Na primeira metade do século XIX, nos Estados Unidos, os defensores da educação feminina eram ativistas do movimento religioso evangélico, cuja doutrina santificava e legitimava um papel mais ativo para as mulheres nas igrejas, na educação e na reforma social. Embora acreditassem que o destino da mulher era ser esposa e mãe acima de qualquer atividade, muitos reconheciam que uma educação efetiva permitiria que moças solteiras exercessem a honrada carreira de professora, naquilo que se denominou professionalizing motherhood, ou seja, a profissionalização da maternidade, assim entendida por atribuir-se ao magistério feminino as mesmas qualificações sacralizadas da sublime missão maternal. Ao defender-se que na religiosidade e na moralidade as mulheres eram superiores aos homens, também se acreditava que o conhecimento era perigoso sem a religião, pois our reponsability is to God, and our highest interest is to please him.

O caráter protestante revelava-se nessas afirmativas, e as mulheres versadas na doutrina religiosa seriam as mais indicadas para ensinar na família e na escola. O trabalho educativo visto como ato missionário fez com que mulheres enfrentassem os perigos na fronteiras ainda selvagens de seu país e se aventurassem por terras estrangeiras perseguindo o ideal de, pela educação e religião, servir a Deus e à pátria, num senso de dever em que o desprendimento e a austeridade casavam perfeitamente com a proposta republicana de erigir uma grande nação que se destacaria entre as maiores do mundo. Para as mulheres, a educação também significava a possibilidade de escolher. O casamento não seria mais um dever e um destino inevitável, e o magistério seria a alternativa honrosa ao matrimônio. Mediando essas escolhas, uma idéia de liberdade, noção tão cara aos objetivos norte-americanos.

Dados fornecidos:
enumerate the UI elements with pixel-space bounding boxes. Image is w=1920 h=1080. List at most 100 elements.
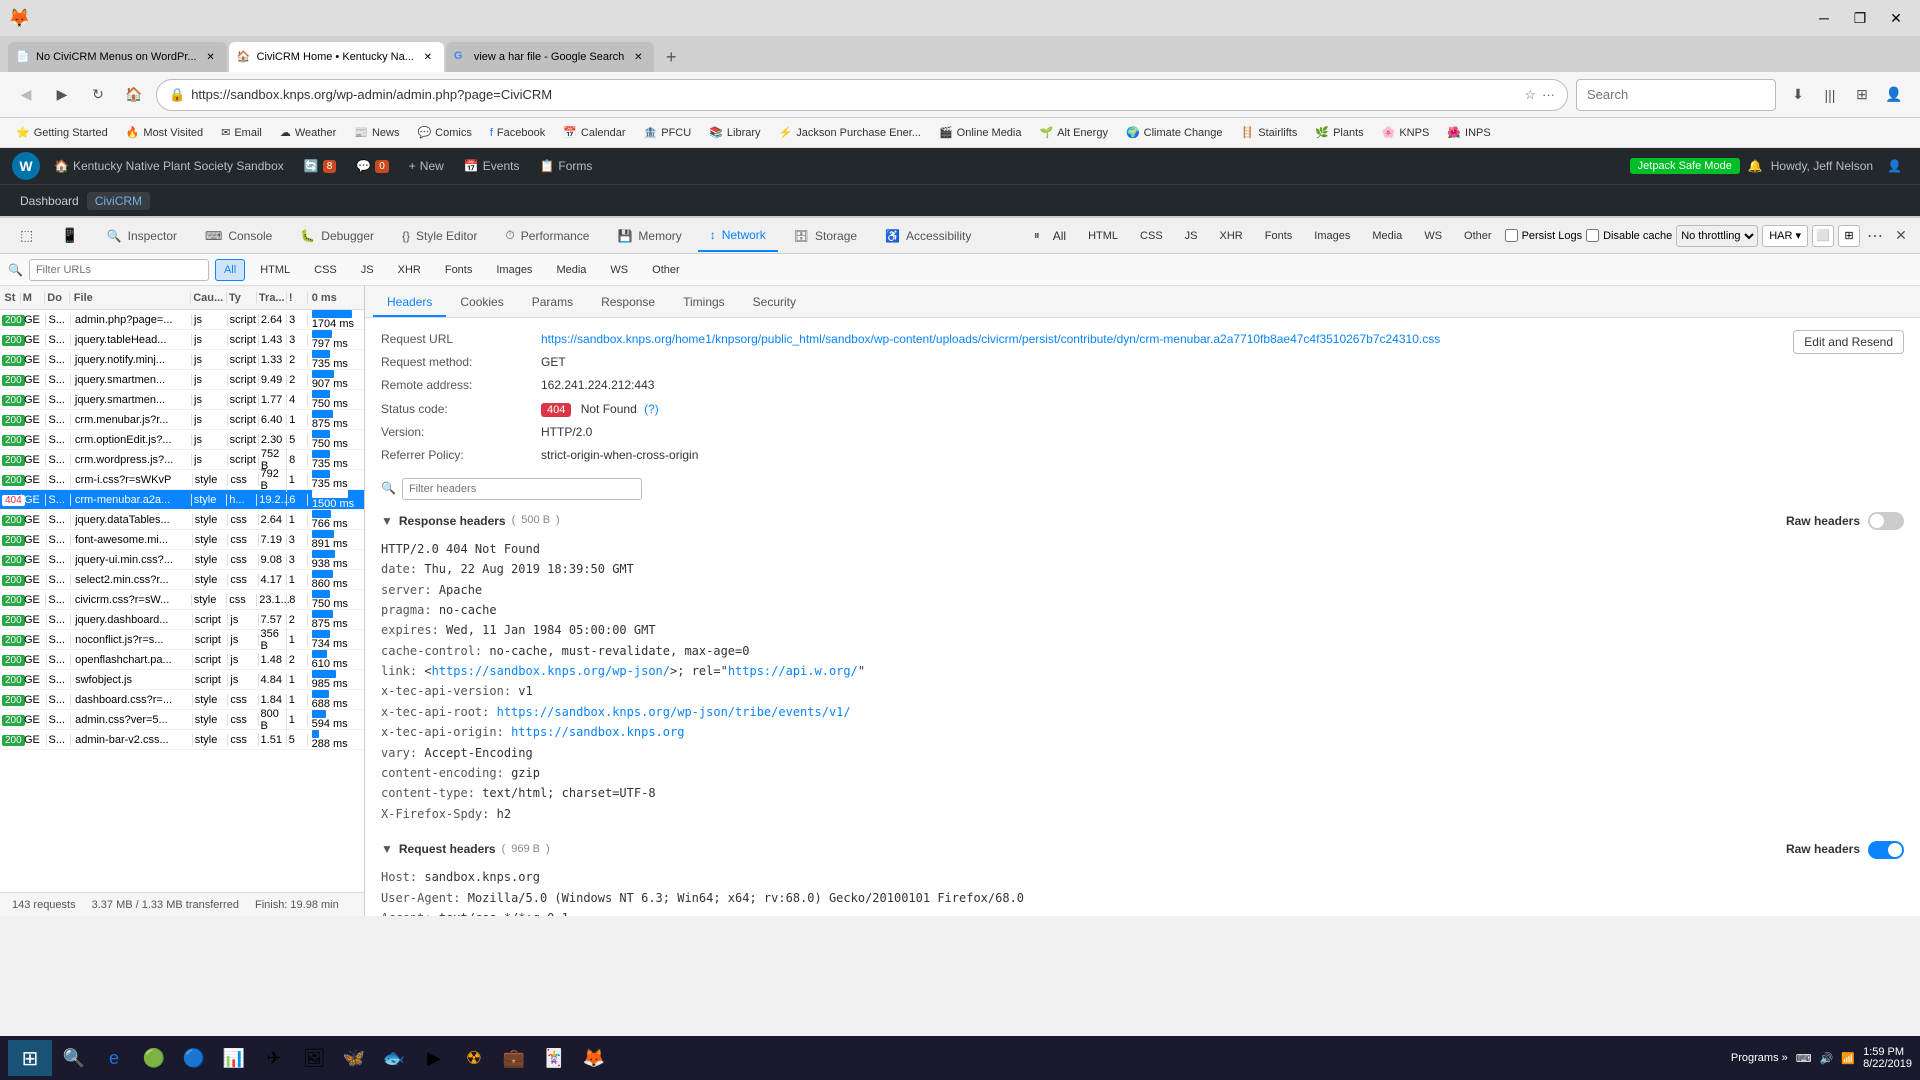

Exercício proposto: Dê sequência ao trecho sobre a educação feminina nos Estados Unidos do século XIX a partir do ponto em que ele termina. As linhas fornecidas não são necessárias para esta atividade.

Resposta:
O magistério era a profissão ideal para as mulheres, adaptava-se perfeitamente bem à sua natureza, e educar era, acima de tudo, também uma causa. Além disso, era uma carreira compatível com o casamento. Poderia mesmo significar uma preparação para o matrimônio para as solteiras que freqüentassem os cursos de formação de professoras, pois estes não eram cursos para produzir celibatárias, muito pelo contrário, ajudariam a formar as futuras mães de família e a esposa ideal para ser a companheira do homem. No entanto, de um modo geral, a idéia de mulheres invadindo o espaço público, fosse no trabalho ou na política, trazia subjacente a certeza do perigo que isso representaria para si próprias e os riscos morais a que seriam submetidas, além da possibilidade de excitar os homens com sua presença, causando danos morais à sociedade, visão compatível com o puritanismo protestante e o conservadorismo católico, e que era veementemente contestada pelas militantes feministas dos anos iniciais do século XX. A máxima he for God only, she for God in him trazia a idéia da responsabilidade dos dois sexos na construção social, e nesta não estava prevista a concorrência entre os dois sexos, devendo a mulher ser mantida no lugar de sua competência, o lar, e ser treinada na obediência às leis, o mais salutar poder do mundo: "Training in obedience, in perception, in worships, in the consente of the mind to the reign of law, in the appreciation of differences in value, and in reverence and love – these three fundamentals lie at the root of all progress, of all education" (Hazard, 1900, p. 30).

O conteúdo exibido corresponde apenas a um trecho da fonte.